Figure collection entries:
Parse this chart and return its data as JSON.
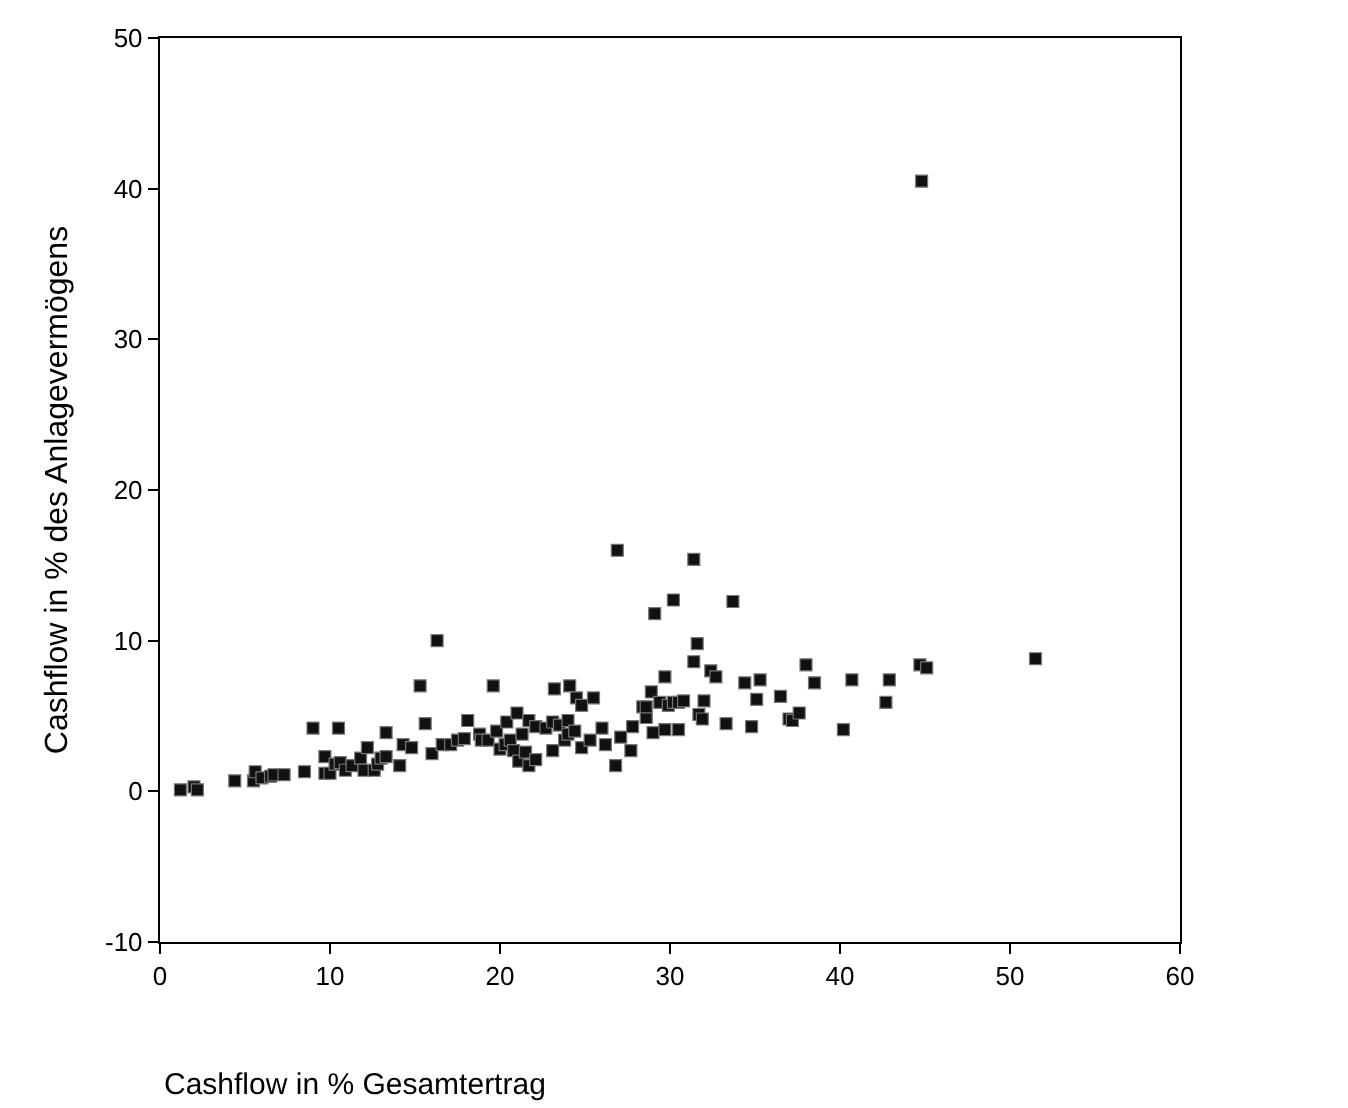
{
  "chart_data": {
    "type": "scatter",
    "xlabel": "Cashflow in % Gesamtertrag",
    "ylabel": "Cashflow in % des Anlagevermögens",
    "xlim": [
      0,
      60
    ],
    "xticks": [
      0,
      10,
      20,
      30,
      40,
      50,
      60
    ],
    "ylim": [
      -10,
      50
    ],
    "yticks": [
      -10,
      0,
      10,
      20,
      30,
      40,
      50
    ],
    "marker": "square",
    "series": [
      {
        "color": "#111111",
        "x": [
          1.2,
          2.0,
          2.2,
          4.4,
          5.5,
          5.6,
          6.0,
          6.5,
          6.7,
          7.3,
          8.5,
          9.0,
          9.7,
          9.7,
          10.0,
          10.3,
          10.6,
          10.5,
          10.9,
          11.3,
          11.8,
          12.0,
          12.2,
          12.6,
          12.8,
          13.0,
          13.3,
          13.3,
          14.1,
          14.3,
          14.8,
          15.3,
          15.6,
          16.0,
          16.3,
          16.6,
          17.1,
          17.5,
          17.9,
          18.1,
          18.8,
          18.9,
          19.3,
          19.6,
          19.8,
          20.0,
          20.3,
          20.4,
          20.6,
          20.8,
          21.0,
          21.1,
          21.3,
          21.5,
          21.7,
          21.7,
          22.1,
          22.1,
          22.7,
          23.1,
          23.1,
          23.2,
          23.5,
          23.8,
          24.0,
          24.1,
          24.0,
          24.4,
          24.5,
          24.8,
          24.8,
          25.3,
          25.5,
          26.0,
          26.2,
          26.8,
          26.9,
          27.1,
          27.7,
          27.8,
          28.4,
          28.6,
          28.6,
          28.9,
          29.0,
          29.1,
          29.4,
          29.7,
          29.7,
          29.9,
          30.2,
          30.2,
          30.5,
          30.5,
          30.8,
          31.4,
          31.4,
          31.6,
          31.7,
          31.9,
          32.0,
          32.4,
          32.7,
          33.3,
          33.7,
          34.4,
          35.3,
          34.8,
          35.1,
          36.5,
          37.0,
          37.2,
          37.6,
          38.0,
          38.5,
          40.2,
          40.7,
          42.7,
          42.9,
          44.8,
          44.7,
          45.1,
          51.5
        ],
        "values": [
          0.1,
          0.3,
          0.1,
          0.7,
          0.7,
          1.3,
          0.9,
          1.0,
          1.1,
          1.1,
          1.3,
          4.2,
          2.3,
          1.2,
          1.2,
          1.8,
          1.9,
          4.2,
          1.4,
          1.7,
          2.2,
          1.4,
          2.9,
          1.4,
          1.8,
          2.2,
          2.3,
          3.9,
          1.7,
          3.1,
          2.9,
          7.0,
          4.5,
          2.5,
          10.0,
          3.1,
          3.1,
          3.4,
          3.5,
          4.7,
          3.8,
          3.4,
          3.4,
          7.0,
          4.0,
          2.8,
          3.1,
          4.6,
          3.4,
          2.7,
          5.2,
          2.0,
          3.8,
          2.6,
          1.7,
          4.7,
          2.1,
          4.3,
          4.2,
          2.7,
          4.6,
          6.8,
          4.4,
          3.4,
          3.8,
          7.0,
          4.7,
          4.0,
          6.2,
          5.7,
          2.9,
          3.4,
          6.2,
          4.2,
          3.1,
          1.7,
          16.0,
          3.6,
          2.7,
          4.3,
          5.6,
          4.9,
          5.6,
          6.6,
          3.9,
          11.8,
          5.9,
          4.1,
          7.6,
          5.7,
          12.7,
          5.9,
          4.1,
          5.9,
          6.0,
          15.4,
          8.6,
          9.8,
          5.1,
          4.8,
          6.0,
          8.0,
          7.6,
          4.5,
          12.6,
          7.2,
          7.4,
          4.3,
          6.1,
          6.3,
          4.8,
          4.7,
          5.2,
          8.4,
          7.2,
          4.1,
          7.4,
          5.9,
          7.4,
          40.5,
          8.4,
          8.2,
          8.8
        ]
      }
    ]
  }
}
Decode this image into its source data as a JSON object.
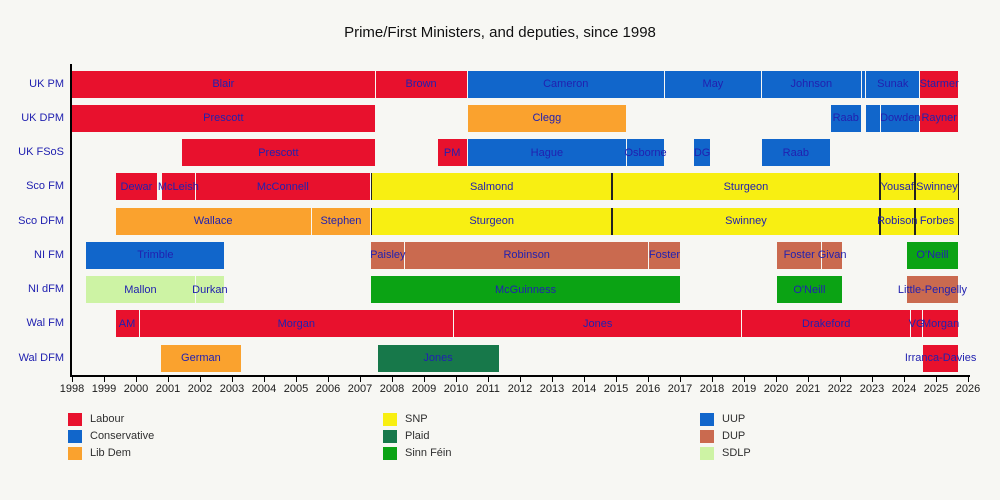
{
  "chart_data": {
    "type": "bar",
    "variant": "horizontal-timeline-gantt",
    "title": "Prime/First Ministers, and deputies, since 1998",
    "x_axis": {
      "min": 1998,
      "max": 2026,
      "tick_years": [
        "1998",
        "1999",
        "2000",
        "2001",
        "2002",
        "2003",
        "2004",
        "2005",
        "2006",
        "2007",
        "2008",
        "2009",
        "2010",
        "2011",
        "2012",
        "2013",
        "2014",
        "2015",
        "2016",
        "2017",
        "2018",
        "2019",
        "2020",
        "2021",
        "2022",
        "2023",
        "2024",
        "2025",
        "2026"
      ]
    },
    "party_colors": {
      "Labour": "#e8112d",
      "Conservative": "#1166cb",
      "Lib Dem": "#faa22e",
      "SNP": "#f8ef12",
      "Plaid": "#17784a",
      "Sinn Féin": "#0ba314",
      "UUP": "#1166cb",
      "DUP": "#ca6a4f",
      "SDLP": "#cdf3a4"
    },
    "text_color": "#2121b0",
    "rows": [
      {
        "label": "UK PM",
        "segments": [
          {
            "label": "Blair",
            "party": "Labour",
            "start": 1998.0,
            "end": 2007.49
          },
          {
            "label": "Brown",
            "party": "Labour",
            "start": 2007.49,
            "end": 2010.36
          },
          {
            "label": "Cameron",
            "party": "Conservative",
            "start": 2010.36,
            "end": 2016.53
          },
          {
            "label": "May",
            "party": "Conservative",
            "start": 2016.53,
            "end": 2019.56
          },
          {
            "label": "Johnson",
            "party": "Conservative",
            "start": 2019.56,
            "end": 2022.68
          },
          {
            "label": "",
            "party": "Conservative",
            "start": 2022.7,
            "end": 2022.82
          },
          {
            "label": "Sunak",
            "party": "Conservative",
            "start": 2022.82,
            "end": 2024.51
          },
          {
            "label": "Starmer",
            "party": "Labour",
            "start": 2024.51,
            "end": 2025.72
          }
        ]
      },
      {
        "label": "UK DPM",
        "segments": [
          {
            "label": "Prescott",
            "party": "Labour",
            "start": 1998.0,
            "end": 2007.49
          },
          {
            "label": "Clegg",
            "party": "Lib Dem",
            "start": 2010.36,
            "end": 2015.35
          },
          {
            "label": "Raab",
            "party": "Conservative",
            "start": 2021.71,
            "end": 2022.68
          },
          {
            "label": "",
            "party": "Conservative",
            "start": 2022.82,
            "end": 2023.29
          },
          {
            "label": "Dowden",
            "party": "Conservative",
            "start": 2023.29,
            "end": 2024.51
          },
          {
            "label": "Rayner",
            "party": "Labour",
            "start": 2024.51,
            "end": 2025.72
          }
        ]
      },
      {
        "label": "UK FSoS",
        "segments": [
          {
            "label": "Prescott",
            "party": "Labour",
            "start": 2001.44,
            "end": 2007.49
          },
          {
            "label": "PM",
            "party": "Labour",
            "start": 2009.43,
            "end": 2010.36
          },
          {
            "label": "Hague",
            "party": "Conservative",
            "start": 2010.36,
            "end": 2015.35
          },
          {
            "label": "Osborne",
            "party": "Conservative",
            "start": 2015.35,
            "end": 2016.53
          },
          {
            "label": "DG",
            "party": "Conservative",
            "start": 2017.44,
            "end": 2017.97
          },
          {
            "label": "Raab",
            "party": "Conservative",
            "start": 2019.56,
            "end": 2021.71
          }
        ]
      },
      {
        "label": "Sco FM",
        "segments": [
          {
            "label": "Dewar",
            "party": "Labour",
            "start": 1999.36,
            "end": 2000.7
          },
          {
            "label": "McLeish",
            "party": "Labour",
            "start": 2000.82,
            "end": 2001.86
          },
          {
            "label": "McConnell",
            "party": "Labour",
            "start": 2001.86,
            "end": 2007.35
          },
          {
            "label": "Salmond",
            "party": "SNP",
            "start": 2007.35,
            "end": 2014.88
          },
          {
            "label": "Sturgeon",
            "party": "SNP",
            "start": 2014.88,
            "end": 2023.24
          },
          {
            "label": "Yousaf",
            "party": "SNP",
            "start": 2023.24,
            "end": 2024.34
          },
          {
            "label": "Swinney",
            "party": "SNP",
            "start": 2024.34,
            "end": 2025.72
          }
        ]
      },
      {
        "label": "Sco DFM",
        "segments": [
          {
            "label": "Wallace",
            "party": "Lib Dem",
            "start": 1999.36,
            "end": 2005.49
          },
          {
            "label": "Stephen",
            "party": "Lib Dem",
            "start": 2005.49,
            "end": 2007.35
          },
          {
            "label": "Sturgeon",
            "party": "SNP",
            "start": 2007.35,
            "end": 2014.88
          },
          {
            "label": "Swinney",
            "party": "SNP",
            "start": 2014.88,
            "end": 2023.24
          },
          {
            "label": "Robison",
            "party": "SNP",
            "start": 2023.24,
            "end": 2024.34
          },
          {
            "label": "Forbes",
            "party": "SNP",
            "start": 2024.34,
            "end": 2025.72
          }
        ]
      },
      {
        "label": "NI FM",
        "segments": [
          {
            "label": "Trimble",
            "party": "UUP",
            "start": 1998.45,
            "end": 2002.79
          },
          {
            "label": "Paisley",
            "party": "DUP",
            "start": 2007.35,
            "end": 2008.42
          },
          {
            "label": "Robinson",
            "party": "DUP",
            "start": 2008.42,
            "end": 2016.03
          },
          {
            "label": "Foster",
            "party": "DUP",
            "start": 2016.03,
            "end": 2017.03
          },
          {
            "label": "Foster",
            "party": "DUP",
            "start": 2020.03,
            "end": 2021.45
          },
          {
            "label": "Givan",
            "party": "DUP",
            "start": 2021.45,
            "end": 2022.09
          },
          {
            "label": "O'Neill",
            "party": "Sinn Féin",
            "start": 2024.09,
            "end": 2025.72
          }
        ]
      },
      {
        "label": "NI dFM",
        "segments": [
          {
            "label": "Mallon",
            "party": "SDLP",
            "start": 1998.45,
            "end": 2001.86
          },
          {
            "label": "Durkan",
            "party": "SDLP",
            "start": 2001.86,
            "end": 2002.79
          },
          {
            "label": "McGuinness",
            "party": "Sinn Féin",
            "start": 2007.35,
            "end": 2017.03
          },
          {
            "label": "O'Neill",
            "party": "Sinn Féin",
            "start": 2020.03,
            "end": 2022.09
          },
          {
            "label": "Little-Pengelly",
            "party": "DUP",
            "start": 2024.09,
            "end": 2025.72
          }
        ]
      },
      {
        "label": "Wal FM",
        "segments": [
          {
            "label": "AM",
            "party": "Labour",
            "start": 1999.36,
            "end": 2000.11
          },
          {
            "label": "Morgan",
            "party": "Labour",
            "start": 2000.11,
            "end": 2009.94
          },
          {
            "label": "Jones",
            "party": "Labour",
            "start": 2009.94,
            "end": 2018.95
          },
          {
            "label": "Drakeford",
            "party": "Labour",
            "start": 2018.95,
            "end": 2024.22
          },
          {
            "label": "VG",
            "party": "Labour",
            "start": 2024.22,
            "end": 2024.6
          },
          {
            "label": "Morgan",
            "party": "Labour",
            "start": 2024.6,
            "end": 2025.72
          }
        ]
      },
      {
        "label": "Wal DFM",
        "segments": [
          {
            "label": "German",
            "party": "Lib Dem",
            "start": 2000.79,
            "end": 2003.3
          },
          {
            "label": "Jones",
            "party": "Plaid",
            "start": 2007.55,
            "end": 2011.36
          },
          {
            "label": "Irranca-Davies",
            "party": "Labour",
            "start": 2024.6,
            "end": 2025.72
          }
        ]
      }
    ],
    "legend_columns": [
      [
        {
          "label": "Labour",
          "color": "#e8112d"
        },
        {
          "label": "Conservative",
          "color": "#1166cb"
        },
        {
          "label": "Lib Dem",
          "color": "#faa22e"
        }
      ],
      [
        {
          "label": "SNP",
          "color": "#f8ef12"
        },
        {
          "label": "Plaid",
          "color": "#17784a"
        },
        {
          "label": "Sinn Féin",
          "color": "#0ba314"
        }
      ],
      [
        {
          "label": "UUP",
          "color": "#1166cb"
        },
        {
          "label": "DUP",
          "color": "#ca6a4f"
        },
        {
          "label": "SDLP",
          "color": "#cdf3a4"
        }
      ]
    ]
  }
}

Written exercise: State the number of lines above that hold the string "JSON", with nothing added.

Written response: 2